(Extracts from a graphics dataset)
══════

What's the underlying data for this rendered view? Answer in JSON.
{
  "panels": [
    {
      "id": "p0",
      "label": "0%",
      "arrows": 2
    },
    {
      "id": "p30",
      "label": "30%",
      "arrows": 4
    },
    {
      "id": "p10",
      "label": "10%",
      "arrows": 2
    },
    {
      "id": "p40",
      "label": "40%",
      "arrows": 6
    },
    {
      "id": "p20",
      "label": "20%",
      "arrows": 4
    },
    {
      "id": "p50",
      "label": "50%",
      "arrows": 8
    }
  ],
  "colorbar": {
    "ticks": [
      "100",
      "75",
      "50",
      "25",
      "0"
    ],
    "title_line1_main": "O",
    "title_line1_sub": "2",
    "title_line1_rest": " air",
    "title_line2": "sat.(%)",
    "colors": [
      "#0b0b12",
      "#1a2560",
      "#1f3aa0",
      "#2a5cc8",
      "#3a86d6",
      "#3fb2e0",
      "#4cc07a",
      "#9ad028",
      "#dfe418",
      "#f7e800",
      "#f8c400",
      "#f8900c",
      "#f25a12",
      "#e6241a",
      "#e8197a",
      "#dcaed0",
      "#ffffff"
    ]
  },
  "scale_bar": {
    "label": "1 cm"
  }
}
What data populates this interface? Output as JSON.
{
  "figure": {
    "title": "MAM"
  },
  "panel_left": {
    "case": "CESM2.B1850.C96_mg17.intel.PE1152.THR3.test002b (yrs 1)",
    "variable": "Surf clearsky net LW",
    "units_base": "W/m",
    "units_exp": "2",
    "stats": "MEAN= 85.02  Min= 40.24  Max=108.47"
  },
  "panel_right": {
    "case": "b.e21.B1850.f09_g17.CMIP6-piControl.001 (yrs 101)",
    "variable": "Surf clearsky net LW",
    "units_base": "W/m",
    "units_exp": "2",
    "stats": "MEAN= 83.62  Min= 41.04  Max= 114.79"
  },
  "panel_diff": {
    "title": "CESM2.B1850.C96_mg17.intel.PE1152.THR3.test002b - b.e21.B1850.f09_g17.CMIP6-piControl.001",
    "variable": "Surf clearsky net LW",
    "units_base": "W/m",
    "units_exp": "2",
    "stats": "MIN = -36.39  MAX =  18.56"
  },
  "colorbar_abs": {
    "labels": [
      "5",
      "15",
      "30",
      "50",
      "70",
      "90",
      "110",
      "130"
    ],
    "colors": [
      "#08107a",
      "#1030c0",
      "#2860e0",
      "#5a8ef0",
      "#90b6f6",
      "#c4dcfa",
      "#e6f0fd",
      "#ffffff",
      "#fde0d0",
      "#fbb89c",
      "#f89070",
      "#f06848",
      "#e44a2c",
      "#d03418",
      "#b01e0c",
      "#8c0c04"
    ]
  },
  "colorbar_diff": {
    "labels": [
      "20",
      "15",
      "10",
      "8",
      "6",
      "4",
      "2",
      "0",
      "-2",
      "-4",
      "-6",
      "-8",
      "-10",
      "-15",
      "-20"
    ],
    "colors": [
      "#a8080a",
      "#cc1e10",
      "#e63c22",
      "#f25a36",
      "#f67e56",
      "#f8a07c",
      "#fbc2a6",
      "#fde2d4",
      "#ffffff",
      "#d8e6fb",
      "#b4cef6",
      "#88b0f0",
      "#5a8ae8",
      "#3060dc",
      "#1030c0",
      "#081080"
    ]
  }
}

══════

Please repeat the listing above in full and exactly.

What's the underlying data for this rendered view? Answer in JSON.
{
  "panels": [
    {
      "id": "p0",
      "label": "0%",
      "arrows": 2
    },
    {
      "id": "p30",
      "label": "30%",
      "arrows": 4
    },
    {
      "id": "p10",
      "label": "10%",
      "arrows": 2
    },
    {
      "id": "p40",
      "label": "40%",
      "arrows": 6
    },
    {
      "id": "p20",
      "label": "20%",
      "arrows": 4
    },
    {
      "id": "p50",
      "label": "50%",
      "arrows": 8
    }
  ],
  "colorbar": {
    "ticks": [
      "100",
      "75",
      "50",
      "25",
      "0"
    ],
    "title_line1_main": "O",
    "title_line1_sub": "2",
    "title_line1_rest": " air",
    "title_line2": "sat.(%)",
    "colors": [
      "#0b0b12",
      "#1a2560",
      "#1f3aa0",
      "#2a5cc8",
      "#3a86d6",
      "#3fb2e0",
      "#4cc07a",
      "#9ad028",
      "#dfe418",
      "#f7e800",
      "#f8c400",
      "#f8900c",
      "#f25a12",
      "#e6241a",
      "#e8197a",
      "#dcaed0",
      "#ffffff"
    ]
  },
  "scale_bar": {
    "label": "1 cm"
  }
}
What data populates this interface? Output as JSON.
{
  "figure": {
    "title": "MAM"
  },
  "panel_left": {
    "case": "CESM2.B1850.C96_mg17.intel.PE1152.THR3.test002b (yrs 1)",
    "variable": "Surf clearsky net LW",
    "units_base": "W/m",
    "units_exp": "2",
    "stats": "MEAN= 85.02  Min= 40.24  Max=108.47"
  },
  "panel_right": {
    "case": "b.e21.B1850.f09_g17.CMIP6-piControl.001 (yrs 101)",
    "variable": "Surf clearsky net LW",
    "units_base": "W/m",
    "units_exp": "2",
    "stats": "MEAN= 83.62  Min= 41.04  Max= 114.79"
  },
  "panel_diff": {
    "title": "CESM2.B1850.C96_mg17.intel.PE1152.THR3.test002b - b.e21.B1850.f09_g17.CMIP6-piControl.001",
    "variable": "Surf clearsky net LW",
    "units_base": "W/m",
    "units_exp": "2",
    "stats": "MIN = -36.39  MAX =  18.56"
  },
  "colorbar_abs": {
    "labels": [
      "5",
      "15",
      "30",
      "50",
      "70",
      "90",
      "110",
      "130"
    ],
    "colors": [
      "#08107a",
      "#1030c0",
      "#2860e0",
      "#5a8ef0",
      "#90b6f6",
      "#c4dcfa",
      "#e6f0fd",
      "#ffffff",
      "#fde0d0",
      "#fbb89c",
      "#f89070",
      "#f06848",
      "#e44a2c",
      "#d03418",
      "#b01e0c",
      "#8c0c04"
    ]
  },
  "colorbar_diff": {
    "labels": [
      "20",
      "15",
      "10",
      "8",
      "6",
      "4",
      "2",
      "0",
      "-2",
      "-4",
      "-6",
      "-8",
      "-10",
      "-15",
      "-20"
    ],
    "colors": [
      "#a8080a",
      "#cc1e10",
      "#e63c22",
      "#f25a36",
      "#f67e56",
      "#f8a07c",
      "#fbc2a6",
      "#fde2d4",
      "#ffffff",
      "#d8e6fb",
      "#b4cef6",
      "#88b0f0",
      "#5a8ae8",
      "#3060dc",
      "#1030c0",
      "#081080"
    ]
  }
}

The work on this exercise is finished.